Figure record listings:
--

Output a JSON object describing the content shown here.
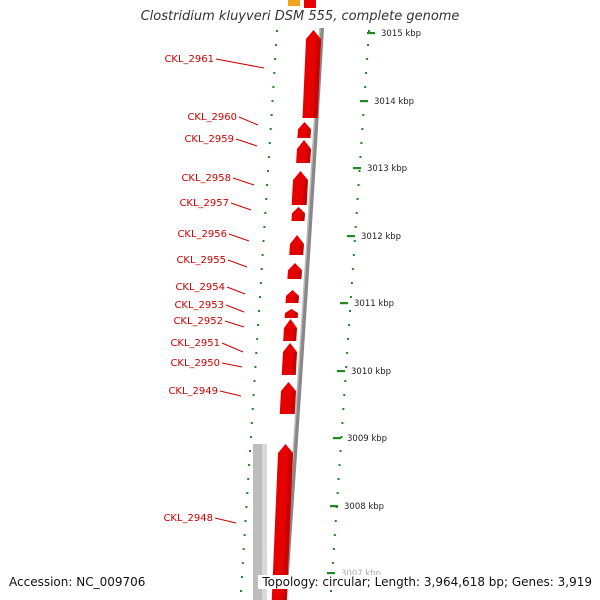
{
  "title": "Clostridium kluyveri DSM 555, complete genome",
  "accession": "Accession: NC_009706",
  "summary": "Topology: circular; Length: 3,964,618 bp; Genes: 3,919",
  "colors": {
    "gene": "#e60000",
    "gene_shade": "#b00000",
    "neighbor_gene": "#f2a31b",
    "label": "#cc0000",
    "backbone": "#888888",
    "tick": "#1f8a1f",
    "ruler_text": "#222222"
  },
  "scale_ticks": [
    {
      "label": "3015 kbp",
      "kbp": 3015
    },
    {
      "label": "3014 kbp",
      "kbp": 3014
    },
    {
      "label": "3013 kbp",
      "kbp": 3013
    },
    {
      "label": "3012 kbp",
      "kbp": 3012
    },
    {
      "label": "3011 kbp",
      "kbp": 3011
    },
    {
      "label": "3010 kbp",
      "kbp": 3010
    },
    {
      "label": "3009 kbp",
      "kbp": 3009
    },
    {
      "label": "3008 kbp",
      "kbp": 3008
    },
    {
      "label": "3007 kbp",
      "kbp": 3007
    }
  ],
  "genes": [
    {
      "name": "CKL_2961"
    },
    {
      "name": "CKL_2960"
    },
    {
      "name": "CKL_2959"
    },
    {
      "name": "CKL_2958"
    },
    {
      "name": "CKL_2957"
    },
    {
      "name": "CKL_2956"
    },
    {
      "name": "CKL_2955"
    },
    {
      "name": "CKL_2954"
    },
    {
      "name": "CKL_2953"
    },
    {
      "name": "CKL_2952"
    },
    {
      "name": "CKL_2951"
    },
    {
      "name": "CKL_2950"
    },
    {
      "name": "CKL_2949"
    },
    {
      "name": "CKL_2948"
    }
  ]
}
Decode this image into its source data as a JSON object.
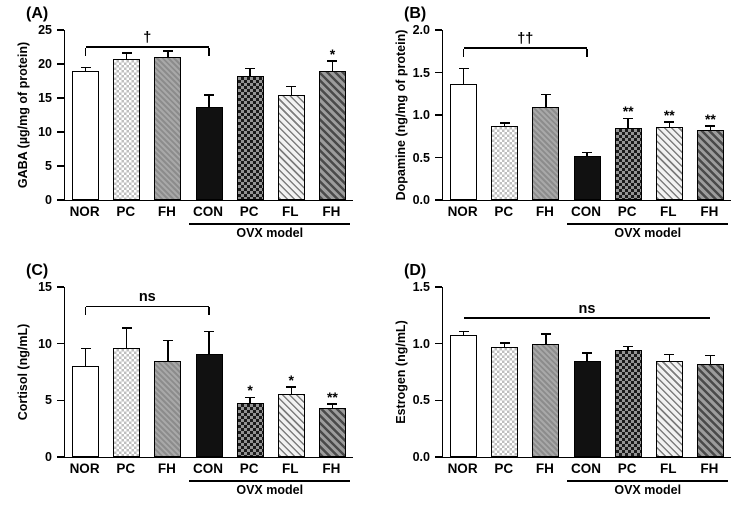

--

§ **HOW TO COMPLETE THIS TASK**
Leave the pictures out and reproduce every record above exactly.

§ **SOLVED PROBLEM**
Output a JSON object describing the content shown here.
{
  "title": "Clostridium kluyveri DSM 555, complete genome",
  "accession": "Accession: NC_009706",
  "summary": "Topology: circular; Length: 3,964,618 bp; Genes: 3,919",
  "colors": {
    "gene": "#e60000",
    "gene_shade": "#b00000",
    "neighbor_gene": "#f2a31b",
    "label": "#cc0000",
    "backbone": "#888888",
    "tick": "#1f8a1f",
    "ruler_text": "#222222"
  },
  "scale_ticks": [
    {
      "label": "3015 kbp",
      "kbp": 3015
    },
    {
      "label": "3014 kbp",
      "kbp": 3014
    },
    {
      "label": "3013 kbp",
      "kbp": 3013
    },
    {
      "label": "3012 kbp",
      "kbp": 3012
    },
    {
      "label": "3011 kbp",
      "kbp": 3011
    },
    {
      "label": "3010 kbp",
      "kbp": 3010
    },
    {
      "label": "3009 kbp",
      "kbp": 3009
    },
    {
      "label": "3008 kbp",
      "kbp": 3008
    },
    {
      "label": "3007 kbp",
      "kbp": 3007
    }
  ],
  "genes": [
    {
      "name": "CKL_2961"
    },
    {
      "name": "CKL_2960"
    },
    {
      "name": "CKL_2959"
    },
    {
      "name": "CKL_2958"
    },
    {
      "name": "CKL_2957"
    },
    {
      "name": "CKL_2956"
    },
    {
      "name": "CKL_2955"
    },
    {
      "name": "CKL_2954"
    },
    {
      "name": "CKL_2953"
    },
    {
      "name": "CKL_2952"
    },
    {
      "name": "CKL_2951"
    },
    {
      "name": "CKL_2950"
    },
    {
      "name": "CKL_2949"
    },
    {
      "name": "CKL_2948"
    }
  ]
}
Decode this image into its source data as a JSON object.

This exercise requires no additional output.